- _What you should do_
Write out every line below word for word, leaving out the pictures.

- - - -

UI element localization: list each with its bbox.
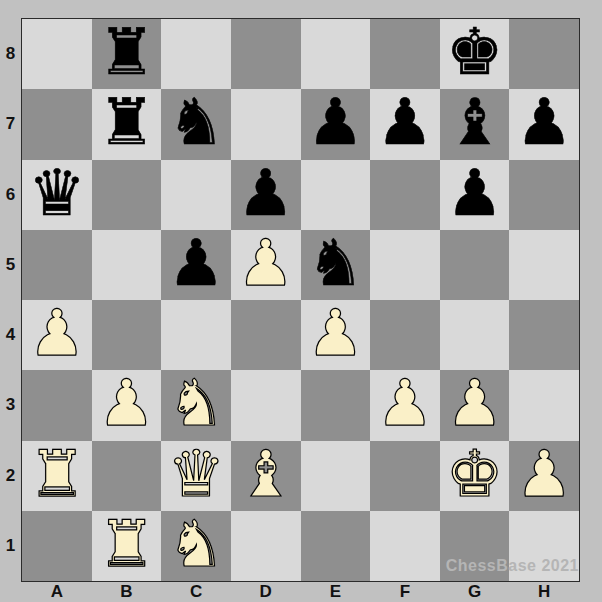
piece-white-queen[interactable]: ♛ <box>167 442 224 506</box>
square-d2[interactable]: ♝ <box>231 441 301 511</box>
square-e3[interactable] <box>301 370 371 440</box>
square-c2[interactable]: ♛ <box>161 441 231 511</box>
piece-black-pawn[interactable]: ♟ <box>376 90 433 154</box>
square-e5[interactable]: ♞ <box>301 230 371 300</box>
piece-white-bishop[interactable]: ♝ <box>237 442 294 506</box>
square-c8[interactable] <box>161 19 231 89</box>
rank-label-2: 2 <box>0 441 21 511</box>
square-b8[interactable]: ♜ <box>92 19 162 89</box>
square-b7[interactable]: ♜ <box>92 89 162 159</box>
square-h4[interactable] <box>509 300 579 370</box>
square-h5[interactable] <box>509 230 579 300</box>
square-e1[interactable] <box>301 511 371 581</box>
rank-label-3: 3 <box>0 370 21 440</box>
square-b1[interactable]: ♜ <box>92 511 162 581</box>
square-f1[interactable] <box>370 511 440 581</box>
square-c3[interactable]: ♞ <box>161 370 231 440</box>
square-b2[interactable] <box>92 441 162 511</box>
square-f3[interactable]: ♟ <box>370 370 440 440</box>
piece-black-rook[interactable]: ♜ <box>98 20 155 84</box>
piece-black-pawn[interactable]: ♟ <box>307 90 364 154</box>
piece-black-pawn[interactable]: ♟ <box>167 231 224 295</box>
square-c5[interactable]: ♟ <box>161 230 231 300</box>
piece-white-rook[interactable]: ♜ <box>28 442 85 506</box>
square-f7[interactable]: ♟ <box>370 89 440 159</box>
piece-white-knight[interactable]: ♞ <box>167 371 224 435</box>
rank-label-8: 8 <box>0 19 21 89</box>
chess-board: ♜♚♜♞♟♟♝♟♛♟♟♟♟♞♟♟♟♞♟♟♜♛♝♚♟♜♞ <box>21 18 580 582</box>
square-a7[interactable] <box>22 89 92 159</box>
piece-white-pawn[interactable]: ♟ <box>307 301 364 365</box>
square-g1[interactable] <box>440 511 510 581</box>
square-g3[interactable]: ♟ <box>440 370 510 440</box>
square-h7[interactable]: ♟ <box>509 89 579 159</box>
rank-label-1: 1 <box>0 511 21 581</box>
square-f4[interactable] <box>370 300 440 370</box>
square-b3[interactable]: ♟ <box>92 370 162 440</box>
piece-white-pawn[interactable]: ♟ <box>376 371 433 435</box>
square-d6[interactable]: ♟ <box>231 160 301 230</box>
square-h2[interactable]: ♟ <box>509 441 579 511</box>
square-h8[interactable] <box>509 19 579 89</box>
square-b5[interactable] <box>92 230 162 300</box>
square-f6[interactable] <box>370 160 440 230</box>
piece-white-pawn[interactable]: ♟ <box>237 231 294 295</box>
file-label-g: G <box>440 581 510 602</box>
square-a4[interactable]: ♟ <box>22 300 92 370</box>
square-c4[interactable] <box>161 300 231 370</box>
file-label-h: H <box>509 581 579 602</box>
square-a2[interactable]: ♜ <box>22 441 92 511</box>
file-label-a: A <box>22 581 92 602</box>
square-a1[interactable] <box>22 511 92 581</box>
piece-black-knight[interactable]: ♞ <box>307 231 364 295</box>
piece-white-king[interactable]: ♚ <box>446 442 503 506</box>
square-a6[interactable]: ♛ <box>22 160 92 230</box>
square-c6[interactable] <box>161 160 231 230</box>
piece-white-pawn[interactable]: ♟ <box>98 371 155 435</box>
square-d1[interactable] <box>231 511 301 581</box>
square-g5[interactable] <box>440 230 510 300</box>
square-g7[interactable]: ♝ <box>440 89 510 159</box>
square-d5[interactable]: ♟ <box>231 230 301 300</box>
square-a5[interactable] <box>22 230 92 300</box>
square-c7[interactable]: ♞ <box>161 89 231 159</box>
piece-white-pawn[interactable]: ♟ <box>516 442 573 506</box>
piece-white-pawn[interactable]: ♟ <box>446 371 503 435</box>
piece-black-king[interactable]: ♚ <box>446 20 503 84</box>
piece-black-knight[interactable]: ♞ <box>167 90 224 154</box>
square-e2[interactable] <box>301 441 371 511</box>
rank-label-7: 7 <box>0 89 21 159</box>
square-c1[interactable]: ♞ <box>161 511 231 581</box>
square-g4[interactable] <box>440 300 510 370</box>
square-a8[interactable] <box>22 19 92 89</box>
piece-white-pawn[interactable]: ♟ <box>28 301 85 365</box>
square-g2[interactable]: ♚ <box>440 441 510 511</box>
piece-black-queen[interactable]: ♛ <box>28 161 85 225</box>
piece-black-pawn[interactable]: ♟ <box>516 90 573 154</box>
file-labels: ABCDEFGH <box>22 581 579 602</box>
piece-black-pawn[interactable]: ♟ <box>237 161 294 225</box>
square-d8[interactable] <box>231 19 301 89</box>
square-d4[interactable] <box>231 300 301 370</box>
file-label-e: E <box>301 581 371 602</box>
piece-black-bishop[interactable]: ♝ <box>446 90 503 154</box>
file-label-f: F <box>370 581 440 602</box>
rank-label-4: 4 <box>0 300 21 370</box>
square-a3[interactable] <box>22 370 92 440</box>
square-g6[interactable]: ♟ <box>440 160 510 230</box>
rank-labels: 87654321 <box>0 19 21 581</box>
file-label-c: C <box>161 581 231 602</box>
piece-black-rook[interactable]: ♜ <box>98 90 155 154</box>
square-e6[interactable] <box>301 160 371 230</box>
square-e8[interactable] <box>301 19 371 89</box>
piece-white-knight[interactable]: ♞ <box>167 512 224 576</box>
square-h3[interactable] <box>509 370 579 440</box>
square-f8[interactable] <box>370 19 440 89</box>
square-d7[interactable] <box>231 89 301 159</box>
square-g8[interactable]: ♚ <box>440 19 510 89</box>
rank-label-6: 6 <box>0 160 21 230</box>
file-label-d: D <box>231 581 301 602</box>
square-h1[interactable] <box>509 511 579 581</box>
square-f5[interactable] <box>370 230 440 300</box>
piece-black-pawn[interactable]: ♟ <box>446 161 503 225</box>
rank-label-5: 5 <box>0 230 21 300</box>
square-b6[interactable] <box>92 160 162 230</box>
file-label-b: B <box>92 581 162 602</box>
square-f2[interactable] <box>370 441 440 511</box>
square-h6[interactable] <box>509 160 579 230</box>
square-b4[interactable] <box>92 300 162 370</box>
square-e4[interactable]: ♟ <box>301 300 371 370</box>
piece-white-rook[interactable]: ♜ <box>98 512 155 576</box>
square-e7[interactable]: ♟ <box>301 89 371 159</box>
square-d3[interactable] <box>231 370 301 440</box>
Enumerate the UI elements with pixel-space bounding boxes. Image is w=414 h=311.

- - - -

- _Response_
UI element localization: list each with its bbox.
piece-white-queen[interactable]: ♛ <box>167 442 224 506</box>
square-d2[interactable]: ♝ <box>231 441 301 511</box>
square-e3[interactable] <box>301 370 371 440</box>
square-c2[interactable]: ♛ <box>161 441 231 511</box>
piece-black-pawn[interactable]: ♟ <box>376 90 433 154</box>
square-e5[interactable]: ♞ <box>301 230 371 300</box>
piece-white-bishop[interactable]: ♝ <box>237 442 294 506</box>
square-c8[interactable] <box>161 19 231 89</box>
rank-label-2: 2 <box>0 441 21 511</box>
square-b8[interactable]: ♜ <box>92 19 162 89</box>
square-b7[interactable]: ♜ <box>92 89 162 159</box>
square-h4[interactable] <box>509 300 579 370</box>
square-h5[interactable] <box>509 230 579 300</box>
square-e1[interactable] <box>301 511 371 581</box>
rank-label-3: 3 <box>0 370 21 440</box>
square-b1[interactable]: ♜ <box>92 511 162 581</box>
square-f1[interactable] <box>370 511 440 581</box>
square-c3[interactable]: ♞ <box>161 370 231 440</box>
square-b2[interactable] <box>92 441 162 511</box>
square-f3[interactable]: ♟ <box>370 370 440 440</box>
piece-black-rook[interactable]: ♜ <box>98 20 155 84</box>
piece-black-pawn[interactable]: ♟ <box>307 90 364 154</box>
piece-black-pawn[interactable]: ♟ <box>167 231 224 295</box>
square-c5[interactable]: ♟ <box>161 230 231 300</box>
piece-white-rook[interactable]: ♜ <box>28 442 85 506</box>
square-f7[interactable]: ♟ <box>370 89 440 159</box>
piece-white-knight[interactable]: ♞ <box>167 371 224 435</box>
rank-label-8: 8 <box>0 19 21 89</box>
chess-board: ♜♚♜♞♟♟♝♟♛♟♟♟♟♞♟♟♟♞♟♟♜♛♝♚♟♜♞ <box>21 18 580 582</box>
square-a7[interactable] <box>22 89 92 159</box>
piece-white-pawn[interactable]: ♟ <box>307 301 364 365</box>
square-g1[interactable] <box>440 511 510 581</box>
square-g3[interactable]: ♟ <box>440 370 510 440</box>
square-h7[interactable]: ♟ <box>509 89 579 159</box>
rank-label-1: 1 <box>0 511 21 581</box>
square-f4[interactable] <box>370 300 440 370</box>
square-b3[interactable]: ♟ <box>92 370 162 440</box>
piece-white-pawn[interactable]: ♟ <box>376 371 433 435</box>
square-d6[interactable]: ♟ <box>231 160 301 230</box>
square-h2[interactable]: ♟ <box>509 441 579 511</box>
square-h8[interactable] <box>509 19 579 89</box>
square-b5[interactable] <box>92 230 162 300</box>
square-f6[interactable] <box>370 160 440 230</box>
piece-white-pawn[interactable]: ♟ <box>237 231 294 295</box>
file-label-g: G <box>440 581 510 602</box>
square-a4[interactable]: ♟ <box>22 300 92 370</box>
square-c4[interactable] <box>161 300 231 370</box>
file-label-h: H <box>509 581 579 602</box>
square-a2[interactable]: ♜ <box>22 441 92 511</box>
file-label-a: A <box>22 581 92 602</box>
square-a1[interactable] <box>22 511 92 581</box>
piece-black-knight[interactable]: ♞ <box>307 231 364 295</box>
piece-white-king[interactable]: ♚ <box>446 442 503 506</box>
square-a6[interactable]: ♛ <box>22 160 92 230</box>
square-c6[interactable] <box>161 160 231 230</box>
piece-white-pawn[interactable]: ♟ <box>98 371 155 435</box>
square-d1[interactable] <box>231 511 301 581</box>
square-g5[interactable] <box>440 230 510 300</box>
square-g7[interactable]: ♝ <box>440 89 510 159</box>
square-d5[interactable]: ♟ <box>231 230 301 300</box>
square-a5[interactable] <box>22 230 92 300</box>
square-c7[interactable]: ♞ <box>161 89 231 159</box>
piece-white-pawn[interactable]: ♟ <box>516 442 573 506</box>
piece-white-pawn[interactable]: ♟ <box>446 371 503 435</box>
piece-black-king[interactable]: ♚ <box>446 20 503 84</box>
piece-black-knight[interactable]: ♞ <box>167 90 224 154</box>
square-e2[interactable] <box>301 441 371 511</box>
rank-label-7: 7 <box>0 89 21 159</box>
square-c1[interactable]: ♞ <box>161 511 231 581</box>
square-g4[interactable] <box>440 300 510 370</box>
square-a8[interactable] <box>22 19 92 89</box>
piece-white-pawn[interactable]: ♟ <box>28 301 85 365</box>
square-g2[interactable]: ♚ <box>440 441 510 511</box>
piece-black-queen[interactable]: ♛ <box>28 161 85 225</box>
piece-black-pawn[interactable]: ♟ <box>516 90 573 154</box>
file-labels: ABCDEFGH <box>22 581 579 602</box>
piece-black-pawn[interactable]: ♟ <box>237 161 294 225</box>
square-d8[interactable] <box>231 19 301 89</box>
square-d4[interactable] <box>231 300 301 370</box>
file-label-e: E <box>301 581 371 602</box>
piece-black-bishop[interactable]: ♝ <box>446 90 503 154</box>
file-label-f: F <box>370 581 440 602</box>
rank-label-4: 4 <box>0 300 21 370</box>
square-a3[interactable] <box>22 370 92 440</box>
square-g6[interactable]: ♟ <box>440 160 510 230</box>
rank-labels: 87654321 <box>0 19 21 581</box>
file-label-c: C <box>161 581 231 602</box>
piece-black-rook[interactable]: ♜ <box>98 90 155 154</box>
square-e6[interactable] <box>301 160 371 230</box>
square-e8[interactable] <box>301 19 371 89</box>
piece-white-knight[interactable]: ♞ <box>167 512 224 576</box>
square-h3[interactable] <box>509 370 579 440</box>
square-f8[interactable] <box>370 19 440 89</box>
square-d7[interactable] <box>231 89 301 159</box>
square-g8[interactable]: ♚ <box>440 19 510 89</box>
rank-label-6: 6 <box>0 160 21 230</box>
file-label-d: D <box>231 581 301 602</box>
square-h1[interactable] <box>509 511 579 581</box>
square-f5[interactable] <box>370 230 440 300</box>
piece-black-pawn[interactable]: ♟ <box>446 161 503 225</box>
rank-label-5: 5 <box>0 230 21 300</box>
square-b6[interactable] <box>92 160 162 230</box>
file-label-b: B <box>92 581 162 602</box>
square-f2[interactable] <box>370 441 440 511</box>
square-h6[interactable] <box>509 160 579 230</box>
square-b4[interactable] <box>92 300 162 370</box>
square-e4[interactable]: ♟ <box>301 300 371 370</box>
piece-white-rook[interactable]: ♜ <box>98 512 155 576</box>
square-e7[interactable]: ♟ <box>301 89 371 159</box>
square-d3[interactable] <box>231 370 301 440</box>
Enumerate the UI elements with pixel-space bounding boxes. Image is w=414 h=311.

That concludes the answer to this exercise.